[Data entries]

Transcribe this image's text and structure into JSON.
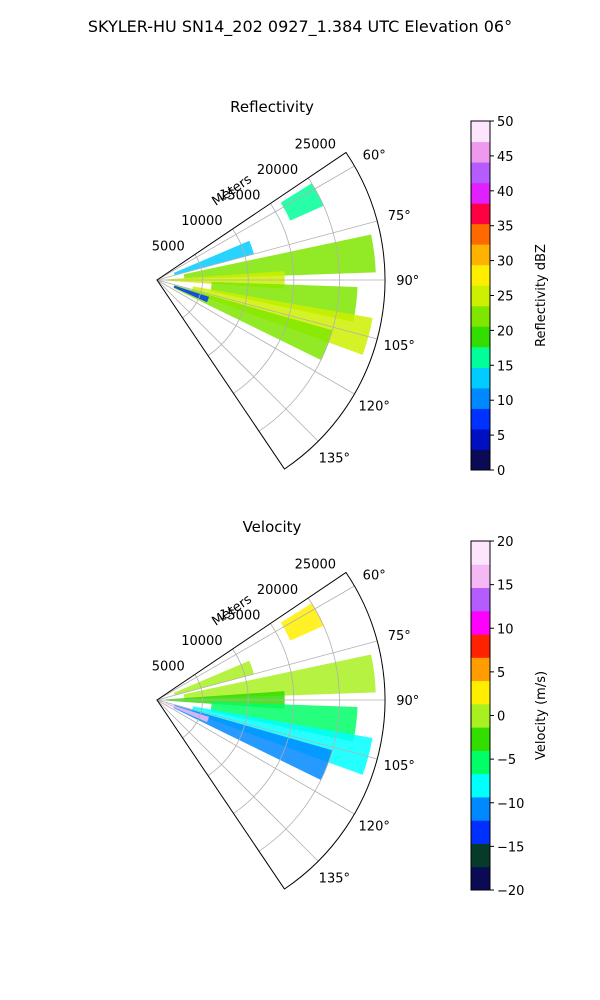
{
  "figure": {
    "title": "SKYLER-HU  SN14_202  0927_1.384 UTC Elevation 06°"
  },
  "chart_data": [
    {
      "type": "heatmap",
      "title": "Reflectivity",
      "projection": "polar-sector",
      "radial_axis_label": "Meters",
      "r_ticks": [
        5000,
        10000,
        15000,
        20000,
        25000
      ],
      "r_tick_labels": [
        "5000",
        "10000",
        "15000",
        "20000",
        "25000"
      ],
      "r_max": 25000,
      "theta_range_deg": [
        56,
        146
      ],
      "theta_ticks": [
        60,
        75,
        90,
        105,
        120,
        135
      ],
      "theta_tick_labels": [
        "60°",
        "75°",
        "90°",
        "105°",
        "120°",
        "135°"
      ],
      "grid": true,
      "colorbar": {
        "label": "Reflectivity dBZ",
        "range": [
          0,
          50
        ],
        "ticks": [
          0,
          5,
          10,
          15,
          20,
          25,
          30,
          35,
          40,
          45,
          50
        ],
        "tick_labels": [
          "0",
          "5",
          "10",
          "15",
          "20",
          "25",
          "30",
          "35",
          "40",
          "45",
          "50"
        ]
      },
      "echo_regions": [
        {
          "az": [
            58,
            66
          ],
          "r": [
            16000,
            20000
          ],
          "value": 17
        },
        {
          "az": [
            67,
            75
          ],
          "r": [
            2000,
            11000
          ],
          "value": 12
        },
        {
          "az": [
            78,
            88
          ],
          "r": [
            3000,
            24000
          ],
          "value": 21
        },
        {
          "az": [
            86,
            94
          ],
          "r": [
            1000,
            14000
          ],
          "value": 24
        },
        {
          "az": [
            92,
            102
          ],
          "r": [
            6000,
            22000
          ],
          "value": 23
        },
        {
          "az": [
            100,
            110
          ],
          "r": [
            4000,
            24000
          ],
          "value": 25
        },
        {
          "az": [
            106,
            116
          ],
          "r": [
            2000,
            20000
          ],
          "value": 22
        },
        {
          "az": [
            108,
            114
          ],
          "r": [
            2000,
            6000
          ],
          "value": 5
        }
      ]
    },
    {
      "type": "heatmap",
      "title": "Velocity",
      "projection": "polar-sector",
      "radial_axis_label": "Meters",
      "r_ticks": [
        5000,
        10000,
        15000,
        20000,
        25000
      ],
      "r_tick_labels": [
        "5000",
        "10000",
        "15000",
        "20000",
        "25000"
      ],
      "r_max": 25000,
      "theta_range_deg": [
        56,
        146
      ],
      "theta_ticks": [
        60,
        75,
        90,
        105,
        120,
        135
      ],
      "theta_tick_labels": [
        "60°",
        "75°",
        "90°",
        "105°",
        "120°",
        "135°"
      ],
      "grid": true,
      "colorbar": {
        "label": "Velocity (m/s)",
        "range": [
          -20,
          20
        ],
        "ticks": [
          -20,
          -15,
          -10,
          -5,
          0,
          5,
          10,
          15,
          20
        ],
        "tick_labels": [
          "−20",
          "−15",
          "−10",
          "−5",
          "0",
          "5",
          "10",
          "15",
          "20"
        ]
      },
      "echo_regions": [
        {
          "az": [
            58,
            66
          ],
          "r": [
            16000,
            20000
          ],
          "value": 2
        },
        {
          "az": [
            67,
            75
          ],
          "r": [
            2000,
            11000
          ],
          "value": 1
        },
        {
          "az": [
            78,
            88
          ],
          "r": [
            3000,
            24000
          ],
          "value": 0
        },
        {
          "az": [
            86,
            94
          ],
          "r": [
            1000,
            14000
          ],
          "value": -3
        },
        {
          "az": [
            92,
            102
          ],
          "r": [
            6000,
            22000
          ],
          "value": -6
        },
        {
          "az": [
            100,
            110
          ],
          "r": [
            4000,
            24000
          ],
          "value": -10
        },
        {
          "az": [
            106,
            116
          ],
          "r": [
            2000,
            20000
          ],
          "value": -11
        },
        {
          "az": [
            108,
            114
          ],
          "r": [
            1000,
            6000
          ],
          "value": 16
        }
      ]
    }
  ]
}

---

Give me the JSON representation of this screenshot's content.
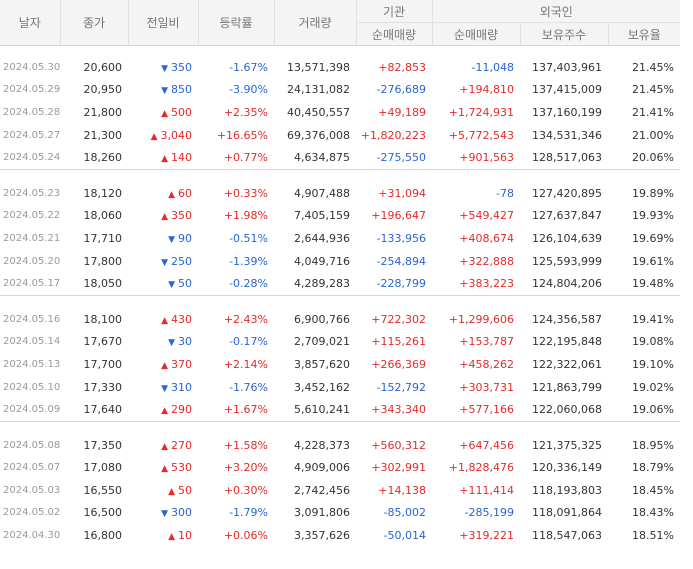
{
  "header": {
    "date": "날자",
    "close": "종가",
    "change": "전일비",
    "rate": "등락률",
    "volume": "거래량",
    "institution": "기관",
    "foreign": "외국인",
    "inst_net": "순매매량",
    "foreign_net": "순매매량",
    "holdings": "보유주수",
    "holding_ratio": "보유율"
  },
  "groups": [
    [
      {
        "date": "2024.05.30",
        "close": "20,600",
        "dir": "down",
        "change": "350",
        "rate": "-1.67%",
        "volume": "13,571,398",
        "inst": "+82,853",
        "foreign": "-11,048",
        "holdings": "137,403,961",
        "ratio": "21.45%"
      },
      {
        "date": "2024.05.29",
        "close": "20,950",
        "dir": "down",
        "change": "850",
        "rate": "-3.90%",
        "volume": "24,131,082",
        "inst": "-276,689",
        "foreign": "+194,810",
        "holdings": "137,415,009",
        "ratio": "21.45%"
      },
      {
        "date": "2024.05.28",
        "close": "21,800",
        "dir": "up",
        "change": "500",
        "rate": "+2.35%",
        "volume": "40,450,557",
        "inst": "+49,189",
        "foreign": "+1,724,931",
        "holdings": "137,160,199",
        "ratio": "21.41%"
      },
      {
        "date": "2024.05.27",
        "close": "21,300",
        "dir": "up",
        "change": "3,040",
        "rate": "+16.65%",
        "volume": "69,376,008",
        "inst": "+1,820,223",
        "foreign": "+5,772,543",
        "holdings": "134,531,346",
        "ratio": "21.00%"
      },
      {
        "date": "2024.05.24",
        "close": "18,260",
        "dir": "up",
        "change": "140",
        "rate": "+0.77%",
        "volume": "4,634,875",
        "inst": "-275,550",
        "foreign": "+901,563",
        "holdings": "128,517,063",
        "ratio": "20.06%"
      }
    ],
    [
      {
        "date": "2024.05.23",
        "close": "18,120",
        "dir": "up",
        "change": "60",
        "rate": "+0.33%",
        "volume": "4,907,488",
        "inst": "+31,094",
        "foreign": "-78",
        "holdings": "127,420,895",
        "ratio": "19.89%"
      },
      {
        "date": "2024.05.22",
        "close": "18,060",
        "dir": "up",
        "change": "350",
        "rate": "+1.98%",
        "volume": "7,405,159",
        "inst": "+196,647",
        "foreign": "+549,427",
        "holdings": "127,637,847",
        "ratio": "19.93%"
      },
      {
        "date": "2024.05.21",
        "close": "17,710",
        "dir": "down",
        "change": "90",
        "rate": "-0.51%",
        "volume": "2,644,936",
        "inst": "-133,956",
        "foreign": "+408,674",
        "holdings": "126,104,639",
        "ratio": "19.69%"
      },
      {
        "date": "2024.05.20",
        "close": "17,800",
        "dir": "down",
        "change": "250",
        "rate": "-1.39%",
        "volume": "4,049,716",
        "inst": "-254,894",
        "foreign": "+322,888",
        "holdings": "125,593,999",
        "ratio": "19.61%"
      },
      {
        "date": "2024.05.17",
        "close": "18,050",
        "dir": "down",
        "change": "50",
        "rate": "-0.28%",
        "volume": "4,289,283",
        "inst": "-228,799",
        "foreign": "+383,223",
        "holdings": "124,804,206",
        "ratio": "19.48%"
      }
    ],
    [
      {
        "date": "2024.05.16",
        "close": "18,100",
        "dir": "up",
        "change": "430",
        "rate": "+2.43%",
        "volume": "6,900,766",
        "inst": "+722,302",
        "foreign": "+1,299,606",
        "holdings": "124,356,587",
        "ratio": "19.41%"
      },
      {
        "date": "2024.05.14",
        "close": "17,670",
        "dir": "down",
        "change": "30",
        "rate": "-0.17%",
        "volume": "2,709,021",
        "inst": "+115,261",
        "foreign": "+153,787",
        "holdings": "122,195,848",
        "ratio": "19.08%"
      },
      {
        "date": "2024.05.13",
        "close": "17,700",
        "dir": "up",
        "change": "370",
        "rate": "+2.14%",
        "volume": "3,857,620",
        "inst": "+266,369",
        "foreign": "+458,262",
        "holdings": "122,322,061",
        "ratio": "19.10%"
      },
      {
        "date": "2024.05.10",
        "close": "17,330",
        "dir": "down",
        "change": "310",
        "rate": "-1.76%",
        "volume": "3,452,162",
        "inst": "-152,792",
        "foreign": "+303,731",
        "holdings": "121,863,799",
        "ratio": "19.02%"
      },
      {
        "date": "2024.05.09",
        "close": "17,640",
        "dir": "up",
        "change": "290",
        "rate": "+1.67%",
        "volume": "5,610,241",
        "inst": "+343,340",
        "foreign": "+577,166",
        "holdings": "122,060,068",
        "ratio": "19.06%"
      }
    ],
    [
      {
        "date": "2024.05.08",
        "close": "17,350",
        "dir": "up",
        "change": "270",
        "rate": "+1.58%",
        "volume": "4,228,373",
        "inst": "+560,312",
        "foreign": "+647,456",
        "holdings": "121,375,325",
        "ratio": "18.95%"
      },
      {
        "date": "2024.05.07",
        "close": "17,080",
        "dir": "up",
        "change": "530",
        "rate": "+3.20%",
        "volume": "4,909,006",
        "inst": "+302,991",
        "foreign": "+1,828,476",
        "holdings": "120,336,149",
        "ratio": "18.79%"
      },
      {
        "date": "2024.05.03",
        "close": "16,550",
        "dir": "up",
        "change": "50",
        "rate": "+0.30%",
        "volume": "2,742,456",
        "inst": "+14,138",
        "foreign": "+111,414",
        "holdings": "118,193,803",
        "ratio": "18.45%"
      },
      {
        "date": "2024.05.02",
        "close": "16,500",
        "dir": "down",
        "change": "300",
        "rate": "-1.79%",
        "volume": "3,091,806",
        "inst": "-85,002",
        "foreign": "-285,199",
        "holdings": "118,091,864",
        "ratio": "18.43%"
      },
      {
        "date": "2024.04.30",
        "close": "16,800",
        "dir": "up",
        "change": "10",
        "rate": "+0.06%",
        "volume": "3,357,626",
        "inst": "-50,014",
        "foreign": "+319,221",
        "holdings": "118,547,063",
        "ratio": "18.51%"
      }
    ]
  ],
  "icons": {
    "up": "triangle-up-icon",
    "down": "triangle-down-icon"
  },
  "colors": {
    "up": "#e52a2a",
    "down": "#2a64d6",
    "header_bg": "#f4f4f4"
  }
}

◆ Requirements
Where a line above contains the word "this", copy that line.

◆ The answer
Transcribe this image's text and structure into JSON.
Give me the JSON representation of this screenshot's content.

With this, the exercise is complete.